# WHAT YOU SHOULD DO:
Wherever the string "sales" appears in a line, extract that line.

# RECORDS SUPPLIED:
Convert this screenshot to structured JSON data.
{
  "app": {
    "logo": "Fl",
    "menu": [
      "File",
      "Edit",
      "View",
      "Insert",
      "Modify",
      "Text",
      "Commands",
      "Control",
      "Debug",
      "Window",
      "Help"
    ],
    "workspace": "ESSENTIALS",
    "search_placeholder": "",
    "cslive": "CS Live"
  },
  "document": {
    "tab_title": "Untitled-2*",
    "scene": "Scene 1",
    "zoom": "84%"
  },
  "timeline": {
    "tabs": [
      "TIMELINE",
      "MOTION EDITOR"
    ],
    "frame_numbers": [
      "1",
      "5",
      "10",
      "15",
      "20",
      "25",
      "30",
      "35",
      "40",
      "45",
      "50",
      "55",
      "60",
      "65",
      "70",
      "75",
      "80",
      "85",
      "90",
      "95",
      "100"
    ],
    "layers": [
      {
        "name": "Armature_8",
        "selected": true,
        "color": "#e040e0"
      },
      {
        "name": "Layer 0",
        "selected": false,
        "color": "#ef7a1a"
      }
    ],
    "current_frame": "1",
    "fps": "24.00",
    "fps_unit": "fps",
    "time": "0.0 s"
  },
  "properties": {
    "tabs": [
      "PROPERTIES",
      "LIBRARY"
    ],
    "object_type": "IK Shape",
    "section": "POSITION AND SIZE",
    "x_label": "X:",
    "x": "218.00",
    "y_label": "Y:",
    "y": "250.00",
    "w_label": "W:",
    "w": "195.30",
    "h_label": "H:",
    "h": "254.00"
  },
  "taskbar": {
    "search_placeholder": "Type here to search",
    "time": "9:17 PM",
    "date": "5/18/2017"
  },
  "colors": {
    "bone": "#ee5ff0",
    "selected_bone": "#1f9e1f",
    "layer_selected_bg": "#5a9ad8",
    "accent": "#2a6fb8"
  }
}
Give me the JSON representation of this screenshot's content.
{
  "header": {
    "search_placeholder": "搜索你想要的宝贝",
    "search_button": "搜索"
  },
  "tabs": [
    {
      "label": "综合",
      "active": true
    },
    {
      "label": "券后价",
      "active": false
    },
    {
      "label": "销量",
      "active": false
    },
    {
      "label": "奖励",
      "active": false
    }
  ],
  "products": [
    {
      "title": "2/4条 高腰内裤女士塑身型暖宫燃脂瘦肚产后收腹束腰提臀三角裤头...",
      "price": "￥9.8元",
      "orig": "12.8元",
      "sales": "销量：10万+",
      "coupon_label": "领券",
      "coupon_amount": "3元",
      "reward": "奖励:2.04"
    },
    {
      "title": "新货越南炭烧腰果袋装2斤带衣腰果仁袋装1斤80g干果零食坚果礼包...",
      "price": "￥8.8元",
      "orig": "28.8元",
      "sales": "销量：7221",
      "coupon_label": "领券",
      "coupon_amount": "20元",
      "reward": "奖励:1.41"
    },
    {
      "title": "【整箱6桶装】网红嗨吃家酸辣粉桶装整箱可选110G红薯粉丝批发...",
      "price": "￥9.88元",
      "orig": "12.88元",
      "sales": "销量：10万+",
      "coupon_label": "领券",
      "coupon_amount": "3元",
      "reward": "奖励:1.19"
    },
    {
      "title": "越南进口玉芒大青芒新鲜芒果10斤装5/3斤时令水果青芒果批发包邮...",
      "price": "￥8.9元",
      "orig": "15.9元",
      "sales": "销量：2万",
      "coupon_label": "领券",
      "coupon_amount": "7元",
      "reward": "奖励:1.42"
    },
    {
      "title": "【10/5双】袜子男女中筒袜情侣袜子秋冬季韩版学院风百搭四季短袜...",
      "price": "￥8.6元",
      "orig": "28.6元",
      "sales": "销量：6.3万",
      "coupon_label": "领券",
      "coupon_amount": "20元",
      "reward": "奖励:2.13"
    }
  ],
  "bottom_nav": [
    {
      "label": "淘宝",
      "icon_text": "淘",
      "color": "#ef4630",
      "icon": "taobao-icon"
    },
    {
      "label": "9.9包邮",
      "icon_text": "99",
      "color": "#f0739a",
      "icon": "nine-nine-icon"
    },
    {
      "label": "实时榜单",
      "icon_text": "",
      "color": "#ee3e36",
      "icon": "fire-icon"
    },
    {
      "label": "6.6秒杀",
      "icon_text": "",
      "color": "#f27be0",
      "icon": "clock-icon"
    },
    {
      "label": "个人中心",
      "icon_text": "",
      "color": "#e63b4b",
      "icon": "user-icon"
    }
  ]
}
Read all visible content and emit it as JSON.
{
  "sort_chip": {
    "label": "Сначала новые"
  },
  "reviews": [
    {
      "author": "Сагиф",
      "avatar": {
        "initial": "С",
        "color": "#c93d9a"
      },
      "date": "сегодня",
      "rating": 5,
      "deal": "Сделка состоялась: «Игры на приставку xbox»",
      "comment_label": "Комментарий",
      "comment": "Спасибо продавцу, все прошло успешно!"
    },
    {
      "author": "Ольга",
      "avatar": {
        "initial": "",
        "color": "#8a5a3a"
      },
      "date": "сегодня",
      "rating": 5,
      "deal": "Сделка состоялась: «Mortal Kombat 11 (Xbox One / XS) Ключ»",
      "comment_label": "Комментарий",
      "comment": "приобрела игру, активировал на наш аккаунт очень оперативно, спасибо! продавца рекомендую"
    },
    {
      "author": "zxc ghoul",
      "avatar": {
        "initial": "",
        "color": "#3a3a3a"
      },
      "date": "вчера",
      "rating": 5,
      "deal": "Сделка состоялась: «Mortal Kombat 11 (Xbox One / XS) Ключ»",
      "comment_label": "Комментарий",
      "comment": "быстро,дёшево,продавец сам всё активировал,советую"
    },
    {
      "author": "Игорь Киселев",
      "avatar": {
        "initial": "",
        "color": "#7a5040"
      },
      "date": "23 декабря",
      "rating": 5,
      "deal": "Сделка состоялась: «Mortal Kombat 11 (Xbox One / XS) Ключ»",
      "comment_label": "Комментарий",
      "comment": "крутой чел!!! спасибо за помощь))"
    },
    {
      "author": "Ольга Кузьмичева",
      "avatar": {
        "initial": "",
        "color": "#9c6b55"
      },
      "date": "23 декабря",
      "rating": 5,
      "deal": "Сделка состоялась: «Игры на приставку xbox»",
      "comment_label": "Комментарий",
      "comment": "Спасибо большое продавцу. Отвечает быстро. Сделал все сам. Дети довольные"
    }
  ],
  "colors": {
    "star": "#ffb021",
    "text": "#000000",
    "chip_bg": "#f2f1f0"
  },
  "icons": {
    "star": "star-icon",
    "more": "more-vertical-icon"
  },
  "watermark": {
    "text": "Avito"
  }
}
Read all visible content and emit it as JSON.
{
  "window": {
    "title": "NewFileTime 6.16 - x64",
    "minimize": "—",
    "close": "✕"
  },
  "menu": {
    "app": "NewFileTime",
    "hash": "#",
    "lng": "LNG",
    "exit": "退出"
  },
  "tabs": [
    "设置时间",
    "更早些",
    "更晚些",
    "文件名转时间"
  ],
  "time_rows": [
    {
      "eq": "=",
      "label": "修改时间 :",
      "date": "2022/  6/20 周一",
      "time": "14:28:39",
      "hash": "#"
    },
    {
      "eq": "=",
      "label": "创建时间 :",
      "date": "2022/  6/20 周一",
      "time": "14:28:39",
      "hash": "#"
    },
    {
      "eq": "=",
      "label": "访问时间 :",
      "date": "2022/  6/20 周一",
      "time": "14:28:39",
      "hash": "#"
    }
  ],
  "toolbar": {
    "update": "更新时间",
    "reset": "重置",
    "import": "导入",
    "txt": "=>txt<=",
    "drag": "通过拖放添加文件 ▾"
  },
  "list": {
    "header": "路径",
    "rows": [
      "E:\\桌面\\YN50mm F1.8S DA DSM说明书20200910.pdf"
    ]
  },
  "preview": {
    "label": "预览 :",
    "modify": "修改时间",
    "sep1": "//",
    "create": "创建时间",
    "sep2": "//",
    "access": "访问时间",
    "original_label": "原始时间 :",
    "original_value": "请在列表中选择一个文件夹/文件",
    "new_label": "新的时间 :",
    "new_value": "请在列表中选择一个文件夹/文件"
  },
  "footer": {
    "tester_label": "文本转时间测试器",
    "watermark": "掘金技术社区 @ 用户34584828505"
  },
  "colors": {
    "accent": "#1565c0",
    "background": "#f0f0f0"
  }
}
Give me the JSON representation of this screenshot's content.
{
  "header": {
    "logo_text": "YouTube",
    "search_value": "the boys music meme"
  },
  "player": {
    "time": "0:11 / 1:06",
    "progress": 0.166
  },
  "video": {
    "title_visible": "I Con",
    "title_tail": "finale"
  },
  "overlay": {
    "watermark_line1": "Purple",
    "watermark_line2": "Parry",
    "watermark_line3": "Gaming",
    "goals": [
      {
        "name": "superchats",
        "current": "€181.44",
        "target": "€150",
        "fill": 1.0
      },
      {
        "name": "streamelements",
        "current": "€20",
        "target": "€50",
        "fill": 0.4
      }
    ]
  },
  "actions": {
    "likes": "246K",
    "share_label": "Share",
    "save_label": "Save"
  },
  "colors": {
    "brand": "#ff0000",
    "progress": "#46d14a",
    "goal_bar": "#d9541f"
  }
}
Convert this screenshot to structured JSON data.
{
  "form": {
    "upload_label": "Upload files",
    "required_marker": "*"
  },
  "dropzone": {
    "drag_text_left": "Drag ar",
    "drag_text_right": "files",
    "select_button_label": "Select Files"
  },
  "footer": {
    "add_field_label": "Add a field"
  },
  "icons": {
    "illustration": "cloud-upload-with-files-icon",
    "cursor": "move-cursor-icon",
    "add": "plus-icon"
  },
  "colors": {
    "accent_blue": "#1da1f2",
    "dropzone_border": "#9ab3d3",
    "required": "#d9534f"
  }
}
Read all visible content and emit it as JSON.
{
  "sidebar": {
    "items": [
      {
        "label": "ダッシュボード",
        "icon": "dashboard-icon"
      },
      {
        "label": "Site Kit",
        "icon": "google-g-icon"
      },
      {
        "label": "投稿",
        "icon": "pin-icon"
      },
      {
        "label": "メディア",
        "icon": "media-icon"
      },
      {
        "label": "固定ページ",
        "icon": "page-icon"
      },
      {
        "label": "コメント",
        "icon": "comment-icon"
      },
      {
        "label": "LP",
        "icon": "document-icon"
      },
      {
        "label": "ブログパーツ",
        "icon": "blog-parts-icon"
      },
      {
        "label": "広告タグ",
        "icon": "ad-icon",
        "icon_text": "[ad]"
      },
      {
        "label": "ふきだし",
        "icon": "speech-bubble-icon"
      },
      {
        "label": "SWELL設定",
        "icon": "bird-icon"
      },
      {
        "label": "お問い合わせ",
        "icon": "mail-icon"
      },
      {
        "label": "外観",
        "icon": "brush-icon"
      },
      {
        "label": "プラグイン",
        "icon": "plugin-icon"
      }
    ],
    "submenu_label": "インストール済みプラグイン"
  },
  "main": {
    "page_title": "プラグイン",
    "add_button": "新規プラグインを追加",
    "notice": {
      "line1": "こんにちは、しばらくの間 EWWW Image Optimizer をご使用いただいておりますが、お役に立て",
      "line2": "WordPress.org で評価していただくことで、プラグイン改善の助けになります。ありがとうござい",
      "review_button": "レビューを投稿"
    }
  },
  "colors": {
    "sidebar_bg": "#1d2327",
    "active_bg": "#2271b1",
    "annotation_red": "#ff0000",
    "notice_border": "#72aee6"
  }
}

# FULL RESPONSE:
      "sales": "销量：10万+",
      "sales": "销量：7221",
      "sales": "销量：10万+",
      "sales": "销量：2万",
      "sales": "销量：6.3万",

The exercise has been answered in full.